>> Start

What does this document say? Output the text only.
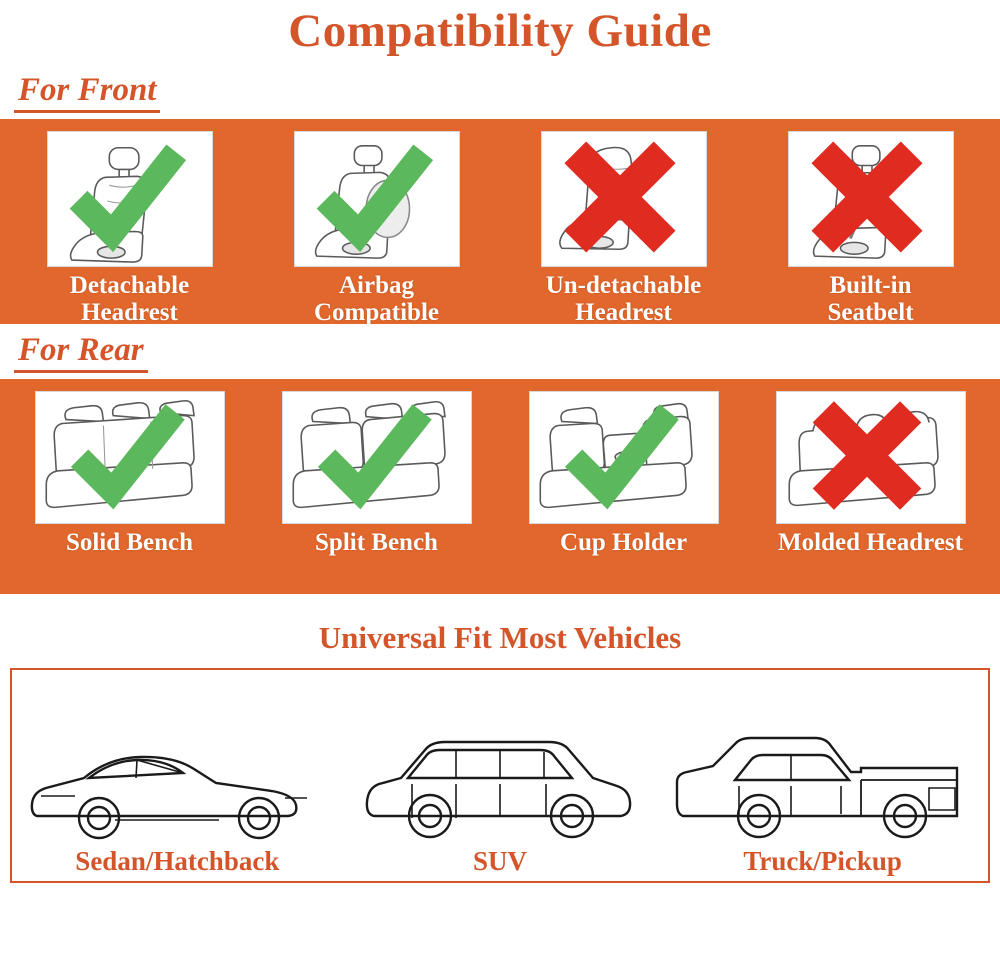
Compatibility Guide
For Front
Detachable
Headrest
Airbag
Compatible
Un-detachable
Headrest
Built-in
Seatbelt
For Rear
Solid Bench	Split Bench	Cup Holder	Molded Headrest
Universal Fit Most Vehicles
Sedan/Hatchback	SUV	Truck/Pickup
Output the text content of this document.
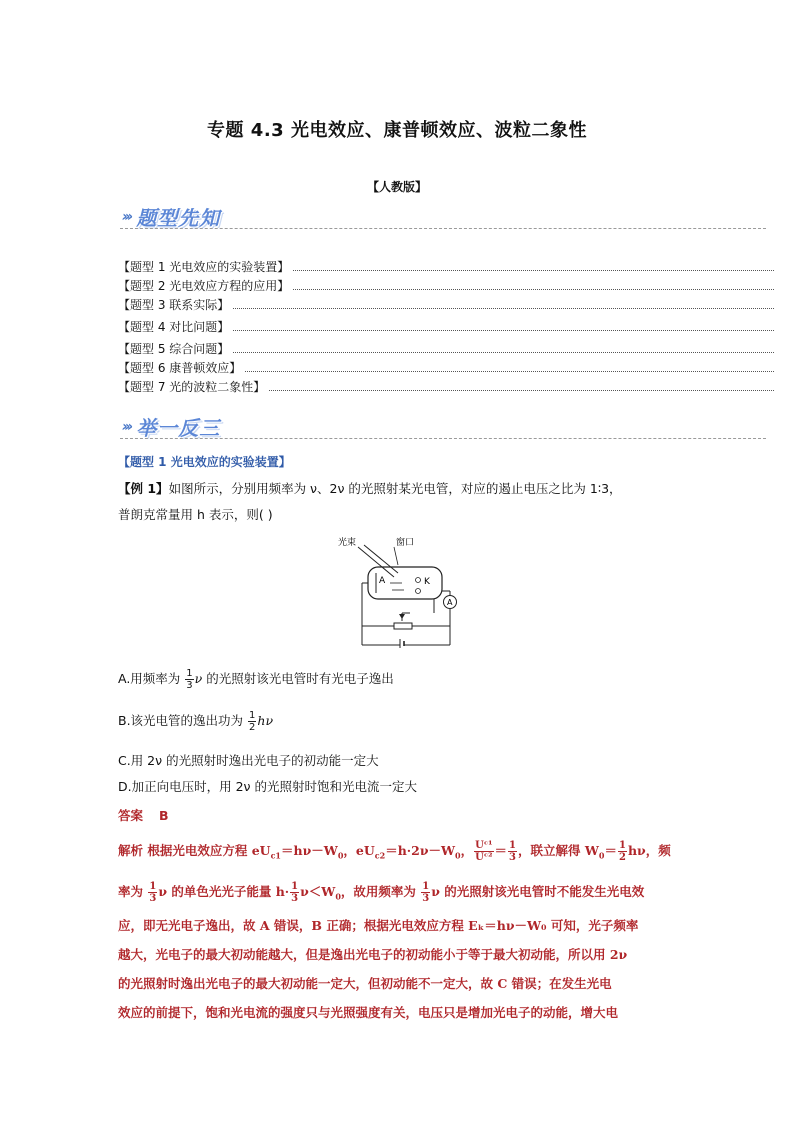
专题 4.3 光电效应、康普顿效应、波粒二象性
【人教版】
››› 题型先知
【题型 1 光电效应的实验装置】
【题型 2 光电效应方程的应用】
【题型 3 联系实际】
【题型 4 对比问题】
【题型 5 综合问题】
【题型 6 康普顿效应】
【题型 7 光的波粒二象性】
››› 举一反三
【题型 1 光电效应的实验装置】
【例 1】如图所示，分别用频率为 ν、2ν 的光照射某光电管，对应的遏止电压之比为 1∶3，
普朗克常量用 h 表示，则( )
光束	窗口
A	K
A
A.用频率为 $\frac{1}{3}$ ν 的光照射该光电管时有光电子逸出
B.该光电管的逸出功为 $\frac{1}{2}$ hν
C.用 2ν 的光照射时逸出光电子的初动能一定大
D.加正向电压时，用 2ν 的光照射时饱和光电流一定大
答案 B
解析 根据光电效应方程 $eU_{c1}=h\nu-W_0$，$eU_{c2}=h\cdot 2\nu-W_0$， $\frac{\text{Uᶜ¹}}{\text{Uᶜ²}} = \frac{1}{3}$ ，联立解得 $W_0= \frac{1}{2}$ hν，频
率为 $\frac{1}{3}$ ν 的单色光光子能量 $h\cdot \frac{1}{3} \nu<W_0$，故用频率为 $\frac{1}{3}$ ν 的光照射该光电管时不能发生光电效
应，即无光电子逸出，故 A 错误，B 正确；根据光电效应方程 Eₖ＝hν－W₀ 可知，光子频率
越大，光电子的最大初动能越大，但是逸出光电子的初动能小于等于最大初动能，所以用 2ν
的光照射时逸出光电子的最大初动能一定大，但初动能不一定大，故 C 错误；在发生光电
效应的前提下，饱和光电流的强度只与光照强度有关，电压只是增加光电子的动能，增大电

>> End

**What the exercise asks**. Print, exactly and only, the lines running from the line with "Output the text content of this document." through the last line of the data, including both. Skip any picture.

**Answer in full**.
Output the text content of this document.
专题 4.3 光电效应、康普顿效应、波粒二象性
【人教版】
››› 题型先知
【题型 1 光电效应的实验装置】
【题型 2 光电效应方程的应用】
【题型 3 联系实际】
【题型 4 对比问题】
【题型 5 综合问题】
【题型 6 康普顿效应】
【题型 7 光的波粒二象性】
››› 举一反三
【题型 1 光电效应的实验装置】
【例 1】如图所示，分别用频率为 ν、2ν 的光照射某光电管，对应的遏止电压之比为 1∶3，
普朗克常量用 h 表示，则( )
光束	窗口
A	K
A
A.用频率为 $\frac{1}{3}$ ν 的光照射该光电管时有光电子逸出
B.该光电管的逸出功为 $\frac{1}{2}$ hν
C.用 2ν 的光照射时逸出光电子的初动能一定大
D.加正向电压时，用 2ν 的光照射时饱和光电流一定大
答案 B
解析 根据光电效应方程 $eU_{c1}=h\nu-W_0$，$eU_{c2}=h\cdot 2\nu-W_0$， $\frac{\text{Uᶜ¹}}{\text{Uᶜ²}} = \frac{1}{3}$ ，联立解得 $W_0= \frac{1}{2}$ hν，频
率为 $\frac{1}{3}$ ν 的单色光光子能量 $h\cdot \frac{1}{3} \nu<W_0$，故用频率为 $\frac{1}{3}$ ν 的光照射该光电管时不能发生光电效
应，即无光电子逸出，故 A 错误，B 正确；根据光电效应方程 Eₖ＝hν－W₀ 可知，光子频率
越大，光电子的最大初动能越大，但是逸出光电子的初动能小于等于最大初动能，所以用 2ν
的光照射时逸出光电子的最大初动能一定大，但初动能不一定大，故 C 错误；在发生光电
效应的前提下，饱和光电流的强度只与光照强度有关，电压只是增加光电子的动能，增大电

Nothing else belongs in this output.